§ **TASK INSTRUCTIONS**
(A) Condense the paragraph of the midbody article that begins "Stephen Doxsey at the University of Massachusetts Medical School" into a short bulleted list that keeps its main facts.
(B) Please answer these questions from the midbody article, one line each:
(i) In which journal did the researchers report their findings?
(ii) At which institute is Andreas Ettinger a postdoctoral researcher?
(iii) Which cancer cells are named as having multiple midbodies in culture?
(C) Pick up the midbody article after its final sentence and continue it.

§ **EXCERPT**
--- START ---
CHUN-TING CHEN AND STEPHAN DOXSEY
Midbodies, once considered the rubbish of cell division, might have a function beyond their role in getting daughter cells to separate. Researchers show in today's Nature Cell Biology that stem cells and cancer cells collect used midbodies, whereas differentiated cells digest the organelle through autophagy.
“The midbody is now emerging as a signaling center or an organizer for things that may have to do with the stemness of cells,” said Andreas Ettinger, a postdoctoral researcher at the Max Planck Institute of Molecular Cell Biology and Genetics in Dresden, Germany, who was not involved in this study.
During cytokinesis, a single midbody forms as part of a bridge between daughter cells, and its proteins participate in abscission, the final cut that severs the two cells. Discovered more than a century ago, midbodies had...
Stephen Doxsey at the University of Massachusetts Medical School and his colleagues saw that midbodies were prevalent in the stem cell compartments of tissues, such as the testes and hair follicles. Differentiated cells, on the other hand, tended to have very few midbodies. Doxsey's group found that when stem cells differentiated, the number of midbodies in the cells decreased. Conversely, when differentiated cells were reprogrammed as induced pluripotent stem cells, midbodies became more prevalent.
The group determined that the accumulation of midbodies in stem cells resulted from the tendency of the organelles to, after division, stick with the cell that has the older centrosome, the cell’s main microtubule organizing center, which is likely to be the stem cell rather than the differentiated daughter cell.
The team also found evidence in culture of multiple midbodies within a variety of cancerous tissues, including HeLa and prostate cancer cells.
“I really think that the midbodies do contribute to the activities of stem cells and cancer cells,” Doxsey told The Scientist. “A big question for the future is, what are the midbodies doing?”
“There could be different possibilities,” said Wieland Huttner, Ettinger's advisor at the Max Planck Institute, whose work has focused on cases when midbodies get released after cell division, something Doxsey's group also witnessed at times. “Our work doesn't necessarily contradict each other.”
--- END ---
§ **ENTRIES SHOWN**
--- START ---
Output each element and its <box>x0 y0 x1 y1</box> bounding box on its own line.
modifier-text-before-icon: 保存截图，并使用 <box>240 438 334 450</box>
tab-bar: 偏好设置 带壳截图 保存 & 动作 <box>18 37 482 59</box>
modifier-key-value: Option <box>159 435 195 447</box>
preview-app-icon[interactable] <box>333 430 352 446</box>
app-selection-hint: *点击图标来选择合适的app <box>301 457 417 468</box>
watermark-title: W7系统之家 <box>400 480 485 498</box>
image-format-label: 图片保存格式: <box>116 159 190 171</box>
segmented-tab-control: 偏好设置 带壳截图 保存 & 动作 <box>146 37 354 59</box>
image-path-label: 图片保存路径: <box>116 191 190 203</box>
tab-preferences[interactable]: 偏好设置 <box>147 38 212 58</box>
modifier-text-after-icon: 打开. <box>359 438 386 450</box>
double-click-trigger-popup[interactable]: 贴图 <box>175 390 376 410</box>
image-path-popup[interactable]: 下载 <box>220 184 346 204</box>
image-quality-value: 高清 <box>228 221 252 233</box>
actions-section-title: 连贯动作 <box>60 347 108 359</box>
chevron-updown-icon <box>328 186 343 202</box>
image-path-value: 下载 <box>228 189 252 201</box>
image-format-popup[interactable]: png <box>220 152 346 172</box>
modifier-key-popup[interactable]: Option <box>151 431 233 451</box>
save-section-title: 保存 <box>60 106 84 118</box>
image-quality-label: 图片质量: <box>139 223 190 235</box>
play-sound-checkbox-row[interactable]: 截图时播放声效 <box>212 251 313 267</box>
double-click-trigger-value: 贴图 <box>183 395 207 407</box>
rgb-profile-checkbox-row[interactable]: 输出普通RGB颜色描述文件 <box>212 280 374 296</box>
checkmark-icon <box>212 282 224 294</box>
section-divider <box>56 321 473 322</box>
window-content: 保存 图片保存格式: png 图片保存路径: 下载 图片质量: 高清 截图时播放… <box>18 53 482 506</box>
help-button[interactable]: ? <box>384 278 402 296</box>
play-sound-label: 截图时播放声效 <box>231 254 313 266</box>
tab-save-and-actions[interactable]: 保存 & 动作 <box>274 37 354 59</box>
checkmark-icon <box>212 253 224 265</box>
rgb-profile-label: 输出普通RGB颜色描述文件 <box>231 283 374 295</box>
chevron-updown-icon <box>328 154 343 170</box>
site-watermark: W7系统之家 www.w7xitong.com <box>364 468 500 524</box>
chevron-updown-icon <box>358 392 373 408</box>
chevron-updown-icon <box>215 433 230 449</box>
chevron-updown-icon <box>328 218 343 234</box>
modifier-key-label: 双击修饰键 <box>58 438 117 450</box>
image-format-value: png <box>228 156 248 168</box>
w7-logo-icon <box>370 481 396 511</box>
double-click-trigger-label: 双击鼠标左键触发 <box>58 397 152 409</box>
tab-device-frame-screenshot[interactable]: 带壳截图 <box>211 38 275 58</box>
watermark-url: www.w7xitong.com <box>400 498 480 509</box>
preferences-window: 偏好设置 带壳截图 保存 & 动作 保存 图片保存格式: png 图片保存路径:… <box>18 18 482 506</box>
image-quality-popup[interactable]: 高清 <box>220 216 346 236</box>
--- END ---
§ **ANSWERS FOR EACH ITEM**
(A)
- Stephen Doxsey's group at the University of Massachusetts Medical School found midbodies were common in tissue stem cell compartments, such as the testes and hair follicles.
- Differentiated cells tended to have very few midbodies.
- When stem cells differentiated, their number of midbodies decreased.
- When differentiated cells were reprogrammed as induced pluripotent stem cells, midbodies became more prevalent.

(B)
(i) Nature Cell Biology
(ii) The Max Planck Institute of Molecular Cell Biology and Genetics in Dresden, Germany
(iii) HeLa and prostate cancer cells

(C)
“Some cells spit it out, others degrade or keep it. Part of the reason could be cell type specificity,” offered Yukiko Yamashita, a professor at the University of Michigan who did not participate in this research. Either way, Yamashita said, the new data suggest midbodies do have a role in stem cell and cancer cell function.
Doxsey and his colleagues uncovered more details about midbodies' fate within cells by blocking the NBR1 autophagy receptor. They saw that midbody numbers increased, confirming others' findings that midbodies can be degraded via this self-cannibalism mechanism, but now identifying the autophagy receptor.
Additionally, Doxsey's group found that when they inhibited NBR1 by RNA interference, colonies of induced pluripotent stem cells grew more, indicating that they were more efficient at reprogramming. Whether the increased numbers of midbodies are responsible for the change remains to be seen, however. “The possibility remains that other NBR1-linked autophagy targets are responsible for the observed reprogramming,” said Stefan Jentsch, a director at Max Planck Institute of Biochemistry in Martinsried, Germany, in an email.
“Thus the central open question is whether midbody accumulation only correlates with stem cells or whether they actively contribute to stem cell properties,” added Jentsch.
T.-C. Kuo, et al., “Midbody accumulation through evasion of autophagy contributes to cellular reprogramming and tumorigenicity,” Nature Cell Biology, DOI: 10.1038/ncb2332, 2011.